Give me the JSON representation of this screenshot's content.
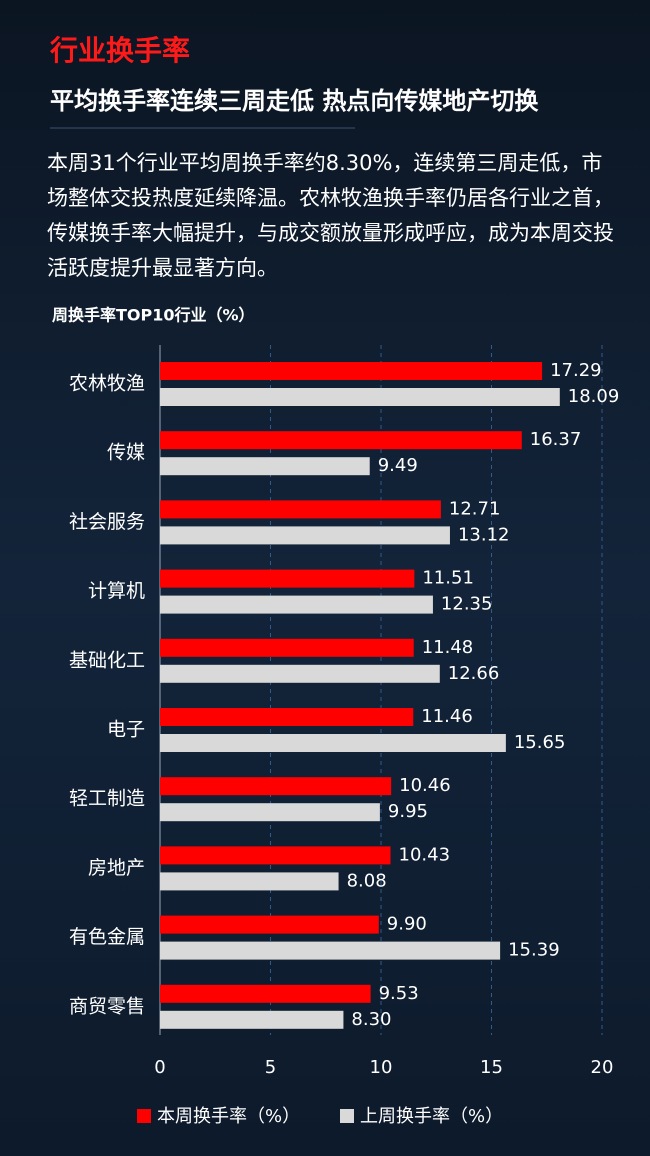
{
  "header": {
    "title": "行业换手率",
    "subtitle": "平均换手率连续三周走低 热点向传媒地产切换",
    "body": "本周31个行业平均周换手率约8.30%，连续第三周走低，市场整体交投热度延续降温。农林牧渔换手率仍居各行业之首，传媒换手率大幅提升，与成交额放量形成呼应，成为本周交投活跃度提升最显著方向。"
  },
  "chart_data": {
    "type": "bar",
    "orientation": "horizontal",
    "title": "周换手率TOP10行业（%）",
    "categories": [
      "农林牧渔",
      "传媒",
      "社会服务",
      "计算机",
      "基础化工",
      "电子",
      "轻工制造",
      "房地产",
      "有色金属",
      "商贸零售"
    ],
    "series": [
      {
        "name": "本周换手率（%）",
        "color": "#ff0000",
        "values": [
          17.29,
          16.37,
          12.71,
          11.51,
          11.48,
          11.46,
          10.46,
          10.43,
          9.9,
          9.53
        ],
        "value_labels": [
          "17.29",
          "16.37",
          "12.71",
          "11.51",
          "11.48",
          "11.46",
          "10.46",
          "10.43",
          "9.90",
          "9.53"
        ]
      },
      {
        "name": "上周换手率（%）",
        "color": "#d9d9d9",
        "values": [
          18.09,
          9.49,
          13.12,
          12.35,
          12.66,
          15.65,
          9.95,
          8.08,
          15.39,
          8.3
        ],
        "value_labels": [
          "18.09",
          "9.49",
          "13.12",
          "12.35",
          "12.66",
          "15.65",
          "9.95",
          "8.08",
          "15.39",
          "8.30"
        ]
      }
    ],
    "xlim": [
      0,
      20
    ],
    "xticks": [
      0,
      5,
      10,
      15,
      20
    ],
    "grid": true,
    "legend": "bottom"
  }
}
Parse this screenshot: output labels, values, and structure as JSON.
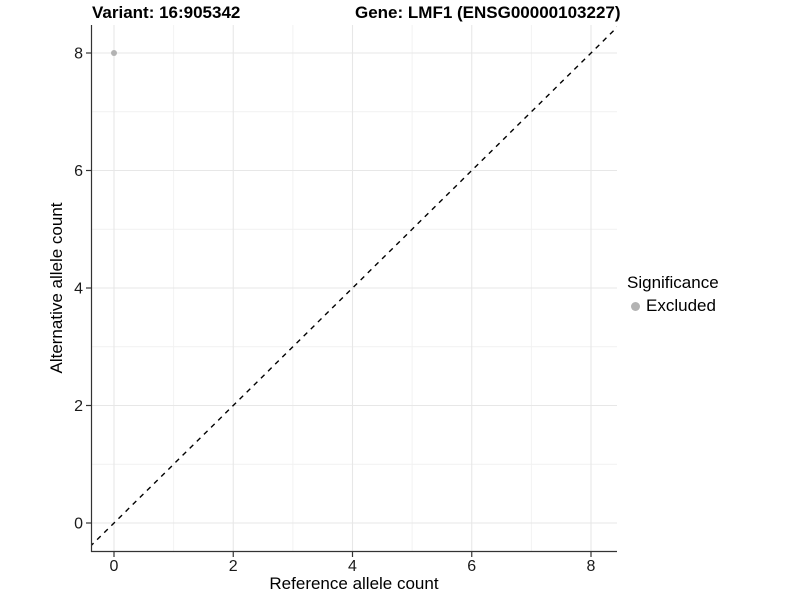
{
  "chart_data": {
    "type": "scatter",
    "title_left": "Variant: 16:905342",
    "title_right": "Gene: LMF1 (ENSG00000103227)",
    "xlabel": "Reference allele count",
    "ylabel": "Alternative allele count",
    "x_ticks": [
      0,
      2,
      4,
      6,
      8
    ],
    "y_ticks": [
      0,
      2,
      4,
      6,
      8
    ],
    "x_minor_ticks": [
      1,
      3,
      5,
      7
    ],
    "y_minor_ticks": [
      1,
      3,
      5,
      7
    ],
    "xlim": [
      -0.39,
      8.44
    ],
    "ylim": [
      -0.48,
      8.48
    ],
    "grid": "on",
    "panel_background": "#ffffff",
    "axis_color": "#333333",
    "grid_major_color": "#e7e7e7",
    "grid_minor_color": "#f1f1f1",
    "identity_line": {
      "style": "dashed",
      "color": "#000000"
    },
    "legend": {
      "title": "Significance",
      "position": "right",
      "items": [
        {
          "label": "Excluded",
          "color": "#b3b3b3"
        }
      ]
    },
    "series": [
      {
        "name": "Excluded",
        "color": "#b3b3b3",
        "points": [
          {
            "x": 0,
            "y": 8
          }
        ]
      }
    ]
  }
}
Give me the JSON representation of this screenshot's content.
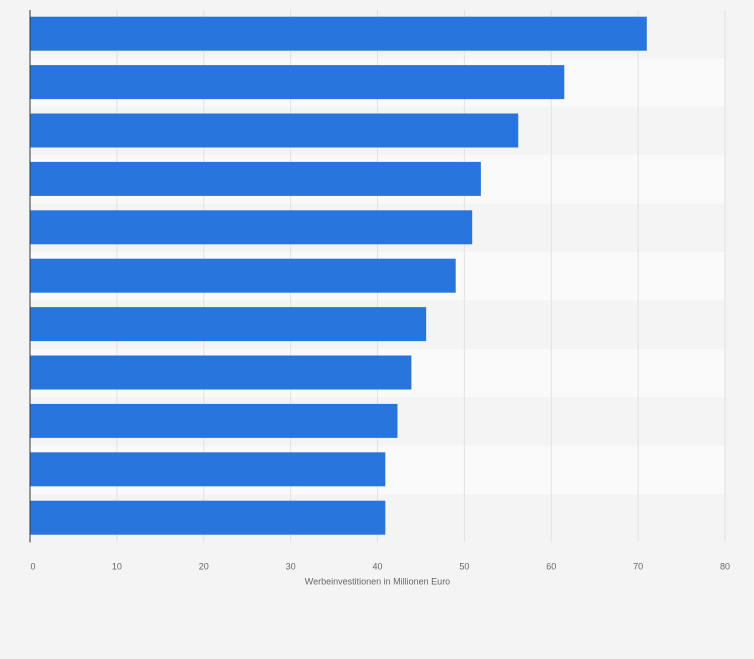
{
  "chart_data": {
    "type": "bar",
    "orientation": "horizontal",
    "categories": [
      "",
      "",
      "",
      "",
      "",
      "",
      "",
      "",
      "",
      "",
      ""
    ],
    "values": [
      71,
      61.5,
      56.2,
      51.9,
      50.9,
      49,
      45.6,
      43.9,
      42.3,
      40.9,
      40.9
    ],
    "xlabel": "Werbeinvestitionen in Millionen Euro",
    "xlim": [
      0,
      80
    ],
    "xticks": [
      0,
      10,
      20,
      30,
      40,
      50,
      60,
      70,
      80
    ],
    "grid": true,
    "bar_color": "#2876dd",
    "band_colors": [
      "#f4f4f4",
      "#fafafa"
    ]
  }
}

AIM OF THE TASK:
Look for the word "xlabel" in every line of the listing and copy the lines that have it.

TASK SOLUTION:
    "xlabel": "Reference allele count",
    "xlabel": "Werbeinvestitionen in Millionen Euro",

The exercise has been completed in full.